**PROBLEM TO SOLVE**
In the listing below, find every line containing "title" and copy it out.

**THE RECORDS**
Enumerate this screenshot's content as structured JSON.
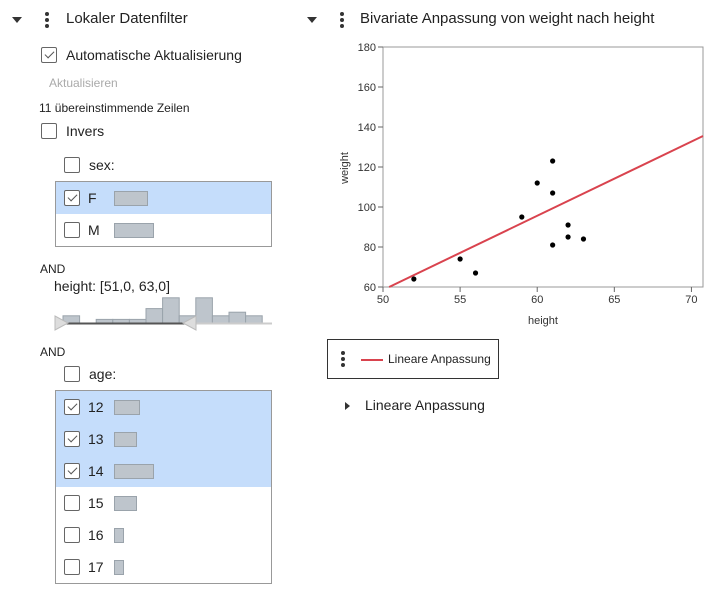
{
  "filter": {
    "title": "Lokaler Datenfilter",
    "auto_update": {
      "label": "Automatische Aktualisierung",
      "checked": true
    },
    "update_button": "Aktualisieren",
    "matching_rows": "11 übereinstimmende Zeilen",
    "invert": {
      "label": "Invers",
      "checked": false
    },
    "sex": {
      "label": "sex:",
      "items": [
        {
          "label": "F",
          "checked": true,
          "count": 34
        },
        {
          "label": "M",
          "checked": false,
          "count": 40
        }
      ]
    },
    "and1": "AND",
    "height": {
      "label": "height: [51,0, 63,0]",
      "range": [
        51,
        63
      ],
      "histogram": [
        2,
        0,
        1,
        1,
        1,
        4,
        7,
        2,
        7,
        2,
        3,
        2
      ]
    },
    "and2": "AND",
    "age": {
      "label": "age:",
      "items": [
        {
          "label": "12",
          "checked": true,
          "count": 8
        },
        {
          "label": "13",
          "checked": true,
          "count": 7
        },
        {
          "label": "14",
          "checked": true,
          "count": 12
        },
        {
          "label": "15",
          "checked": false,
          "count": 7
        },
        {
          "label": "16",
          "checked": false,
          "count": 3
        },
        {
          "label": "17",
          "checked": false,
          "count": 3
        }
      ]
    }
  },
  "report": {
    "title": "Bivariate Anpassung von weight nach height",
    "legend_label": "Lineare Anpassung",
    "outline_label": "Lineare Anpassung",
    "fit_color": "#d9434e"
  },
  "chart_data": {
    "type": "scatter",
    "xlabel": "height",
    "ylabel": "weight",
    "xlim": [
      50,
      70.75
    ],
    "ylim": [
      60,
      180
    ],
    "xticks": [
      "50",
      "55",
      "60",
      "65",
      "70"
    ],
    "yticks": [
      "60",
      "80",
      "100",
      "120",
      "140",
      "160",
      "180"
    ],
    "points": [
      [
        52,
        64
      ],
      [
        55,
        74
      ],
      [
        56,
        67
      ],
      [
        59,
        95
      ],
      [
        60,
        112
      ],
      [
        61,
        123
      ],
      [
        61,
        107
      ],
      [
        61,
        81
      ],
      [
        62,
        91
      ],
      [
        62,
        85
      ],
      [
        63,
        84
      ]
    ],
    "fit_line": {
      "name": "Lineare Anpassung",
      "from": [
        50.4,
        60
      ],
      "to": [
        70.75,
        135.5
      ]
    }
  }
}
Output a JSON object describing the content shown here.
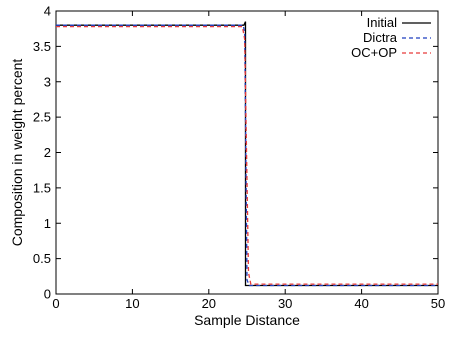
{
  "chart_data": {
    "type": "line",
    "title": "",
    "xlabel": "Sample Distance",
    "ylabel": "Composition in weight percent",
    "xlim": [
      0,
      50
    ],
    "ylim": [
      0,
      4
    ],
    "xticks": [
      0,
      10,
      20,
      30,
      40,
      50
    ],
    "yticks": [
      0,
      0.5,
      1,
      1.5,
      2,
      2.5,
      3,
      3.5,
      4
    ],
    "xtick_labels": [
      "0",
      "10",
      "20",
      "30",
      "40",
      "50"
    ],
    "ytick_labels": [
      "0",
      "0.5",
      "1",
      "1.5",
      "2",
      "2.5",
      "3",
      "3.5",
      "4"
    ],
    "grid": false,
    "legend_position": "top-right",
    "series": [
      {
        "name": "Initial",
        "color": "#000000",
        "dash": "solid",
        "x": [
          0,
          24.6,
          24.8,
          24.8,
          25.0,
          50
        ],
        "y": [
          3.8,
          3.8,
          3.85,
          0.12,
          0.12,
          0.12
        ]
      },
      {
        "name": "Dictra",
        "color": "#1f3fbf",
        "dash": "dashed",
        "x": [
          0,
          24.5,
          24.7,
          25.0,
          25.3,
          50
        ],
        "y": [
          3.8,
          3.8,
          3.7,
          0.2,
          0.12,
          0.12
        ]
      },
      {
        "name": "OC+OP",
        "color": "#e83b3b",
        "dash": "dashed",
        "x": [
          0,
          24.4,
          24.7,
          25.2,
          25.5,
          50
        ],
        "y": [
          3.78,
          3.78,
          3.6,
          0.3,
          0.14,
          0.14
        ]
      }
    ]
  }
}
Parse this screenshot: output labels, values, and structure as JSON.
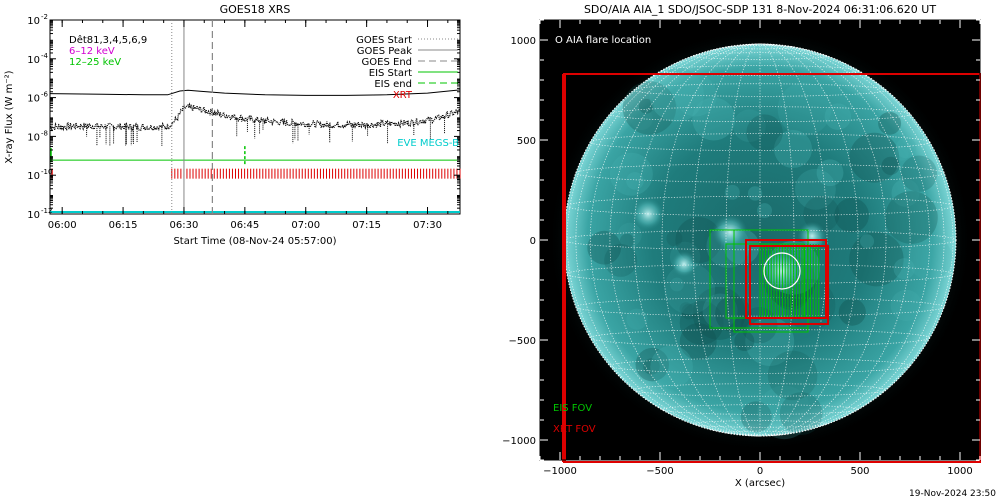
{
  "chart_data": [
    {
      "type": "line",
      "title": "GOES18 XRS",
      "xlabel": "Start Time (08-Nov-24 05:57:00)",
      "ylabel": "X-ray Flux (W m⁻²)",
      "y_scale": "log",
      "ylim": [
        1e-12,
        0.01
      ],
      "xlim": [
        "05:57",
        "07:38"
      ],
      "x_ticks": [
        "06:00",
        "06:15",
        "06:30",
        "06:45",
        "07:00",
        "07:15",
        "07:30"
      ],
      "y_ticks": [
        {
          "base": "10",
          "exp": "-12",
          "value": 1e-12
        },
        {
          "base": "10",
          "exp": "-10",
          "value": 1e-10
        },
        {
          "base": "10",
          "exp": "-8",
          "value": 1e-08
        },
        {
          "base": "10",
          "exp": "-6",
          "value": 1e-06
        },
        {
          "base": "10",
          "exp": "-4",
          "value": 0.0001
        },
        {
          "base": "10",
          "exp": "-2",
          "value": 0.01
        }
      ],
      "legend_left": [
        {
          "label": "Dêt81,3,4,5,6,9",
          "color": "#000000"
        },
        {
          "label": "6–12 keV",
          "color": "#d100d1"
        },
        {
          "label": "12–25 keV",
          "color": "#00c400"
        }
      ],
      "legend_right": [
        {
          "label": "GOES Start",
          "style": "dotted",
          "color": "#888888"
        },
        {
          "label": "GOES Peak",
          "style": "solid",
          "color": "#888888"
        },
        {
          "label": "GOES End",
          "style": "dashed",
          "color": "#888888"
        },
        {
          "label": "EIS Start",
          "style": "solid",
          "color": "#00c400"
        },
        {
          "label": "EIS end",
          "style": "dashed",
          "color": "#00c400"
        },
        {
          "label": "XRT",
          "style": "text",
          "color": "#dd0000"
        }
      ],
      "annotations": [
        {
          "label": "EVE MEGS-B",
          "color": "#00cccc"
        }
      ],
      "markers": {
        "goes_start": "06:27",
        "goes_peak": "06:30",
        "goes_end": "06:37",
        "eis_start": "06:45"
      },
      "series": [
        {
          "name": "GOES long",
          "color": "#000000",
          "x": [
            "05:57",
            "06:10",
            "06:20",
            "06:26",
            "06:29",
            "06:31",
            "06:34",
            "06:40",
            "06:50",
            "07:00",
            "07:10",
            "07:20",
            "07:30",
            "07:38"
          ],
          "values": [
            1.6e-06,
            1.5e-06,
            1.4e-06,
            1.4e-06,
            2.2e-06,
            2.4e-06,
            2.1e-06,
            1.7e-06,
            1.4e-06,
            1.3e-06,
            1.3e-06,
            1.4e-06,
            1.7e-06,
            2.5e-06
          ]
        },
        {
          "name": "GOES short",
          "color": "#000000",
          "x": [
            "05:57",
            "06:05",
            "06:15",
            "06:22",
            "06:26",
            "06:28",
            "06:30",
            "06:33",
            "06:38",
            "06:45",
            "06:55",
            "07:05",
            "07:15",
            "07:25",
            "07:32",
            "07:38"
          ],
          "values": [
            3e-08,
            3.5e-08,
            3.2e-08,
            3e-08,
            3.2e-08,
            7e-08,
            3e-07,
            2.8e-07,
            1.5e-07,
            8e-08,
            5e-08,
            4e-08,
            4e-08,
            5e-08,
            8e-08,
            2e-07
          ]
        },
        {
          "name": "EIS",
          "color": "#00c400",
          "x": [
            "05:57",
            "07:38"
          ],
          "values": [
            6e-10,
            6e-10
          ]
        },
        {
          "name": "XRT",
          "color": "#dd0000",
          "x": [
            "06:27",
            "07:38"
          ],
          "values": [
            1.2e-10,
            1.2e-10
          ]
        },
        {
          "name": "EVE MEGS-B",
          "color": "#00cccc",
          "x": [
            "05:57",
            "07:38"
          ],
          "values": [
            1e-12,
            1e-12
          ]
        }
      ]
    },
    {
      "type": "scatter",
      "title": "SDO/AIA AIA_1 SDO/JSOC-SDP 131  8-Nov-2024 06:31:06.620 UT",
      "xlabel": "X (arcsec)",
      "ylabel": "",
      "xlim": [
        -1100,
        1100
      ],
      "ylim": [
        -1100,
        1100
      ],
      "x_ticks": [
        "−1000",
        "−500",
        "0",
        "500",
        "1000"
      ],
      "y_ticks": [
        "1000",
        "500",
        "0",
        "−500",
        "−1000"
      ],
      "solar_radius_arcsec": 980,
      "legend": [
        {
          "label": "O AIA flare location",
          "color": "#ffffff"
        },
        {
          "label": "EIS FOV",
          "color": "#00c400"
        },
        {
          "label": "XRT FOV",
          "color": "#dd0000"
        }
      ],
      "flare_location": {
        "x": 110,
        "y": -155,
        "r": 90
      },
      "eis_fov": [
        {
          "x0": -250,
          "y0": -440,
          "x1": 240,
          "y1": 50
        },
        {
          "x0": -130,
          "y0": -460,
          "x1": 240,
          "y1": 50
        },
        {
          "x0": -170,
          "y0": -390,
          "x1": 220,
          "y1": -20
        }
      ],
      "xrt_fov": [
        {
          "x0": -980,
          "y0": -1110,
          "x1": 1100,
          "y1": 830
        },
        {
          "x0": -70,
          "y0": -390,
          "x1": 330,
          "y1": 0
        },
        {
          "x0": -50,
          "y0": -420,
          "x1": 340,
          "y1": -30
        }
      ],
      "footer": "19-Nov-2024 23:50"
    }
  ]
}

**ANSWER TO THE EXERCISE**
    "title": "Lokaler Datenfilter",
    "title": "Bivariate Anpassung von weight nach height",
    "title": "",
      "title": "GOES18 XRS",
      "title": "SDO/AIA AIA_1 SDO/JSOC-SDP 131  8-Nov-2024 06:31:06.620 UT",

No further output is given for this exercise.